=== WORK TO COMPLETE ===
What follows is a listing; restate every line of it word for word.

=== DATASET EXCERPTS ===
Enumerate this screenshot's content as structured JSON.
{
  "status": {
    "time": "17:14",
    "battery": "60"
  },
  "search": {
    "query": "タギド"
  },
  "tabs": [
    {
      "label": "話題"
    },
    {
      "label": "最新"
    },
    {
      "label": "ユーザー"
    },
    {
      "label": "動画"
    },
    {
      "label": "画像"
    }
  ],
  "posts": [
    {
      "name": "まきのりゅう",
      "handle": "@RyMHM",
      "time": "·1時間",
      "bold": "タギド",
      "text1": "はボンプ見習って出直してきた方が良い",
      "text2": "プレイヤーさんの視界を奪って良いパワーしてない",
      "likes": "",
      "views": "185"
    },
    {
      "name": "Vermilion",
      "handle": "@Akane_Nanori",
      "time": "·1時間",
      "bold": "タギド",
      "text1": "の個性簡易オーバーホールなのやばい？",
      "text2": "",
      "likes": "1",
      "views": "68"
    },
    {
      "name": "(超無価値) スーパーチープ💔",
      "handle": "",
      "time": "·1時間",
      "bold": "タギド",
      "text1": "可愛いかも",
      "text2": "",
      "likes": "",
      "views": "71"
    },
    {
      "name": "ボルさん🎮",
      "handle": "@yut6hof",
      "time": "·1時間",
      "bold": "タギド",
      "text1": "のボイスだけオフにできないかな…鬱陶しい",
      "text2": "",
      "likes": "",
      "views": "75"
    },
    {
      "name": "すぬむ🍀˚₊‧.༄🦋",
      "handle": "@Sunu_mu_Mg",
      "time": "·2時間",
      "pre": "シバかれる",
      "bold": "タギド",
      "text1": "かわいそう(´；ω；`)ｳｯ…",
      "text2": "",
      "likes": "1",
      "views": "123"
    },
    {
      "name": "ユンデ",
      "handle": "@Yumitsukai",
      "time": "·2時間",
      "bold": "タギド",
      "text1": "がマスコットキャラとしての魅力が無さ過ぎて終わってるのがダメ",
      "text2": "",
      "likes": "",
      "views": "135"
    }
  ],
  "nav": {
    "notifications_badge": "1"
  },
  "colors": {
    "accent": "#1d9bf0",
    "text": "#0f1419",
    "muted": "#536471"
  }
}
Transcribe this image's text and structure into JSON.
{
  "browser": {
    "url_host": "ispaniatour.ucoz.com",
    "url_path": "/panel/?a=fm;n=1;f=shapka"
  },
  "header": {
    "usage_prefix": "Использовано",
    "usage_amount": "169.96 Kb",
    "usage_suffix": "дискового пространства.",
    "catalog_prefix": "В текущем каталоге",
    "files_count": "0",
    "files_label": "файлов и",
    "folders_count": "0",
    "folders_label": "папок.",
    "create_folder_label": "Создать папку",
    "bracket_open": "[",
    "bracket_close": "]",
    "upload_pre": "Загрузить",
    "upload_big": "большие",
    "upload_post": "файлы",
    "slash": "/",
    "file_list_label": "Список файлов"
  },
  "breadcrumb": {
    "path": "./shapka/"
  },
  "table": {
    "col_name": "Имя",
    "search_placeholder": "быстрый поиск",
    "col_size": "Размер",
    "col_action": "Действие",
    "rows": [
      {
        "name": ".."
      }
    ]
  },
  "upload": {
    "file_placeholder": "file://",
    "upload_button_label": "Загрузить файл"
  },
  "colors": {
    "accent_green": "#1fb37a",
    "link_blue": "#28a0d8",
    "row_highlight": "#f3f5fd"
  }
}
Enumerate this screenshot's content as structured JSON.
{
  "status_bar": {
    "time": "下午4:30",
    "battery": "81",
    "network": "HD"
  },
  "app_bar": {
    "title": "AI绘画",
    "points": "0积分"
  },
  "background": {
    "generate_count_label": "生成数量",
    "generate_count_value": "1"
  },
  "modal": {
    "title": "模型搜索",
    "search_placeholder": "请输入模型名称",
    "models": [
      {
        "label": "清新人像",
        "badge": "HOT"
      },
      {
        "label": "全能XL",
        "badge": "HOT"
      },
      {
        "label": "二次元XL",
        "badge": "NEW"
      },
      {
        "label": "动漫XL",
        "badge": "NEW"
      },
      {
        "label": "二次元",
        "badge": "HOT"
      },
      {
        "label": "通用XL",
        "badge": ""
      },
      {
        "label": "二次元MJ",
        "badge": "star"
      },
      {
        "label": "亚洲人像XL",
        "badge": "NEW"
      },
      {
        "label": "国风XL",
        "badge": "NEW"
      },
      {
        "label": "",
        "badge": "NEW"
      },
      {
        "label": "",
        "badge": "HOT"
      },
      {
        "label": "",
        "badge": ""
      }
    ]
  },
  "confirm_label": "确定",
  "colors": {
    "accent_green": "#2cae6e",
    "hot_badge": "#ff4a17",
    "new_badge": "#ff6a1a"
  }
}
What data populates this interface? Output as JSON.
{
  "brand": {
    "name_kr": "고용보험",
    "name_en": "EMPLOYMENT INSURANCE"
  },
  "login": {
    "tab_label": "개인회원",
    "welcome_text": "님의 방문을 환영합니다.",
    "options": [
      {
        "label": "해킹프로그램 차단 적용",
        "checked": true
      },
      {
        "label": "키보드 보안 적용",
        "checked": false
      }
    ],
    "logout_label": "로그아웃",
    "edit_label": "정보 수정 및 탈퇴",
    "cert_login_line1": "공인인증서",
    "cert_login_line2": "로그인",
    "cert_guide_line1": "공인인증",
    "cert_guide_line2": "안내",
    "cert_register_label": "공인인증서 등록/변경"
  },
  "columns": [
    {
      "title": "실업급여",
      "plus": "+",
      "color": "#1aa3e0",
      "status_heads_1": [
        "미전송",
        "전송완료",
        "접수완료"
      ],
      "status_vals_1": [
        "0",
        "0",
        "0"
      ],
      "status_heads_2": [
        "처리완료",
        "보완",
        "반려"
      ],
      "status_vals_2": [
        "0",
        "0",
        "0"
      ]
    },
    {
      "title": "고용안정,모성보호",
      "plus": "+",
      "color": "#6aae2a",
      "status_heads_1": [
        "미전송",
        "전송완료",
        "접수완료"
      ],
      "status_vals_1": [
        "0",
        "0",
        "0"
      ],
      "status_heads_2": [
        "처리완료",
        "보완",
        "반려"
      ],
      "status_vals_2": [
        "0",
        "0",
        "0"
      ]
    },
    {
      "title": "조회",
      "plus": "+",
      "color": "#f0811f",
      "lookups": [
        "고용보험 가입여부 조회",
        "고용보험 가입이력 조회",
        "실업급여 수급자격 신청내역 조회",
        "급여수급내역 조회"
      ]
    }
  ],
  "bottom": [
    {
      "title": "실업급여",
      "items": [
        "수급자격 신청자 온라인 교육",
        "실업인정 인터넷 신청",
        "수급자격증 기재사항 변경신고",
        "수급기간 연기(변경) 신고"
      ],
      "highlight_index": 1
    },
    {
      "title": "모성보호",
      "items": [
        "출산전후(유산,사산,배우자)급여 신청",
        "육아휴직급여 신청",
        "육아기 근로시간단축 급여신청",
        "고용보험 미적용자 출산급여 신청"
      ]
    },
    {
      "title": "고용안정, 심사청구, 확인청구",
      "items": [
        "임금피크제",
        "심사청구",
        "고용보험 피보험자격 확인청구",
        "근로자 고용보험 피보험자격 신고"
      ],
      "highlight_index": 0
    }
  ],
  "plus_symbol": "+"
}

=== SOLVED EXERCISE ===
Enumerate this screenshot's content as structured JSON.
{
  "status": {
    "time": "17:14",
    "battery": "60"
  },
  "search": {
    "query": "タギド"
  },
  "tabs": [
    {
      "label": "話題"
    },
    {
      "label": "最新"
    },
    {
      "label": "ユーザー"
    },
    {
      "label": "動画"
    },
    {
      "label": "画像"
    }
  ],
  "posts": [
    {
      "name": "まきのりゅう",
      "handle": "@RyMHM",
      "time": "·1時間",
      "bold": "タギド",
      "text1": "はボンプ見習って出直してきた方が良い",
      "text2": "プレイヤーさんの視界を奪って良いパワーしてない",
      "likes": "",
      "views": "185"
    },
    {
      "name": "Vermilion",
      "handle": "@Akane_Nanori",
      "time": "·1時間",
      "bold": "タギド",
      "text1": "の個性簡易オーバーホールなのやばい？",
      "text2": "",
      "likes": "1",
      "views": "68"
    },
    {
      "name": "(超無価値) スーパーチープ💔",
      "handle": "",
      "time": "·1時間",
      "bold": "タギド",
      "text1": "可愛いかも",
      "text2": "",
      "likes": "",
      "views": "71"
    },
    {
      "name": "ボルさん🎮",
      "handle": "@yut6hof",
      "time": "·1時間",
      "bold": "タギド",
      "text1": "のボイスだけオフにできないかな…鬱陶しい",
      "text2": "",
      "likes": "",
      "views": "75"
    },
    {
      "name": "すぬむ🍀˚₊‧.༄🦋",
      "handle": "@Sunu_mu_Mg",
      "time": "·2時間",
      "pre": "シバかれる",
      "bold": "タギド",
      "text1": "かわいそう(´；ω；`)ｳｯ…",
      "text2": "",
      "likes": "1",
      "views": "123"
    },
    {
      "name": "ユンデ",
      "handle": "@Yumitsukai",
      "time": "·2時間",
      "bold": "タギド",
      "text1": "がマスコットキャラとしての魅力が無さ過ぎて終わってるのがダメ",
      "text2": "",
      "likes": "",
      "views": "135"
    }
  ],
  "nav": {
    "notifications_badge": "1"
  },
  "colors": {
    "accent": "#1d9bf0",
    "text": "#0f1419",
    "muted": "#536471"
  }
}
Transcribe this image's text and structure into JSON.
{
  "browser": {
    "url_host": "ispaniatour.ucoz.com",
    "url_path": "/panel/?a=fm;n=1;f=shapka"
  },
  "header": {
    "usage_prefix": "Использовано",
    "usage_amount": "169.96 Kb",
    "usage_suffix": "дискового пространства.",
    "catalog_prefix": "В текущем каталоге",
    "files_count": "0",
    "files_label": "файлов и",
    "folders_count": "0",
    "folders_label": "папок.",
    "create_folder_label": "Создать папку",
    "bracket_open": "[",
    "bracket_close": "]",
    "upload_pre": "Загрузить",
    "upload_big": "большие",
    "upload_post": "файлы",
    "slash": "/",
    "file_list_label": "Список файлов"
  },
  "breadcrumb": {
    "path": "./shapka/"
  },
  "table": {
    "col_name": "Имя",
    "search_placeholder": "быстрый поиск",
    "col_size": "Размер",
    "col_action": "Действие",
    "rows": [
      {
        "name": ".."
      }
    ]
  },
  "upload": {
    "file_placeholder": "file://",
    "upload_button_label": "Загрузить файл"
  },
  "colors": {
    "accent_green": "#1fb37a",
    "link_blue": "#28a0d8",
    "row_highlight": "#f3f5fd"
  }
}
Enumerate this screenshot's content as structured JSON.
{
  "status_bar": {
    "time": "下午4:30",
    "battery": "81",
    "network": "HD"
  },
  "app_bar": {
    "title": "AI绘画",
    "points": "0积分"
  },
  "background": {
    "generate_count_label": "生成数量",
    "generate_count_value": "1"
  },
  "modal": {
    "title": "模型搜索",
    "search_placeholder": "请输入模型名称",
    "models": [
      {
        "label": "清新人像",
        "badge": "HOT"
      },
      {
        "label": "全能XL",
        "badge": "HOT"
      },
      {
        "label": "二次元XL",
        "badge": "NEW"
      },
      {
        "label": "动漫XL",
        "badge": "NEW"
      },
      {
        "label": "二次元",
        "badge": "HOT"
      },
      {
        "label": "通用XL",
        "badge": ""
      },
      {
        "label": "二次元MJ",
        "badge": "star"
      },
      {
        "label": "亚洲人像XL",
        "badge": "NEW"
      },
      {
        "label": "国风XL",
        "badge": "NEW"
      },
      {
        "label": "",
        "badge": "NEW"
      },
      {
        "label": "",
        "badge": "HOT"
      },
      {
        "label": "",
        "badge": ""
      }
    ]
  },
  "confirm_label": "确定",
  "colors": {
    "accent_green": "#2cae6e",
    "hot_badge": "#ff4a17",
    "new_badge": "#ff6a1a"
  }
}
What data populates this interface? Output as JSON.
{
  "brand": {
    "name_kr": "고용보험",
    "name_en": "EMPLOYMENT INSURANCE"
  },
  "login": {
    "tab_label": "개인회원",
    "welcome_text": "님의 방문을 환영합니다.",
    "options": [
      {
        "label": "해킹프로그램 차단 적용",
        "checked": true
      },
      {
        "label": "키보드 보안 적용",
        "checked": false
      }
    ],
    "logout_label": "로그아웃",
    "edit_label": "정보 수정 및 탈퇴",
    "cert_login_line1": "공인인증서",
    "cert_login_line2": "로그인",
    "cert_guide_line1": "공인인증",
    "cert_guide_line2": "안내",
    "cert_register_label": "공인인증서 등록/변경"
  },
  "columns": [
    {
      "title": "실업급여",
      "plus": "+",
      "color": "#1aa3e0",
      "status_heads_1": [
        "미전송",
        "전송완료",
        "접수완료"
      ],
      "status_vals_1": [
        "0",
        "0",
        "0"
      ],
      "status_heads_2": [
        "처리완료",
        "보완",
        "반려"
      ],
      "status_vals_2": [
        "0",
        "0",
        "0"
      ]
    },
    {
      "title": "고용안정,모성보호",
      "plus": "+",
      "color": "#6aae2a",
      "status_heads_1": [
        "미전송",
        "전송완료",
        "접수완료"
      ],
      "status_vals_1": [
        "0",
        "0",
        "0"
      ],
      "status_heads_2": [
        "처리완료",
        "보완",
        "반려"
      ],
      "status_vals_2": [
        "0",
        "0",
        "0"
      ]
    },
    {
      "title": "조회",
      "plus": "+",
      "color": "#f0811f",
      "lookups": [
        "고용보험 가입여부 조회",
        "고용보험 가입이력 조회",
        "실업급여 수급자격 신청내역 조회",
        "급여수급내역 조회"
      ]
    }
  ],
  "bottom": [
    {
      "title": "실업급여",
      "items": [
        "수급자격 신청자 온라인 교육",
        "실업인정 인터넷 신청",
        "수급자격증 기재사항 변경신고",
        "수급기간 연기(변경) 신고"
      ],
      "highlight_index": 1
    },
    {
      "title": "모성보호",
      "items": [
        "출산전후(유산,사산,배우자)급여 신청",
        "육아휴직급여 신청",
        "육아기 근로시간단축 급여신청",
        "고용보험 미적용자 출산급여 신청"
      ]
    },
    {
      "title": "고용안정, 심사청구, 확인청구",
      "items": [
        "임금피크제",
        "심사청구",
        "고용보험 피보험자격 확인청구",
        "근로자 고용보험 피보험자격 신고"
      ],
      "highlight_index": 0
    }
  ],
  "plus_symbol": "+"
}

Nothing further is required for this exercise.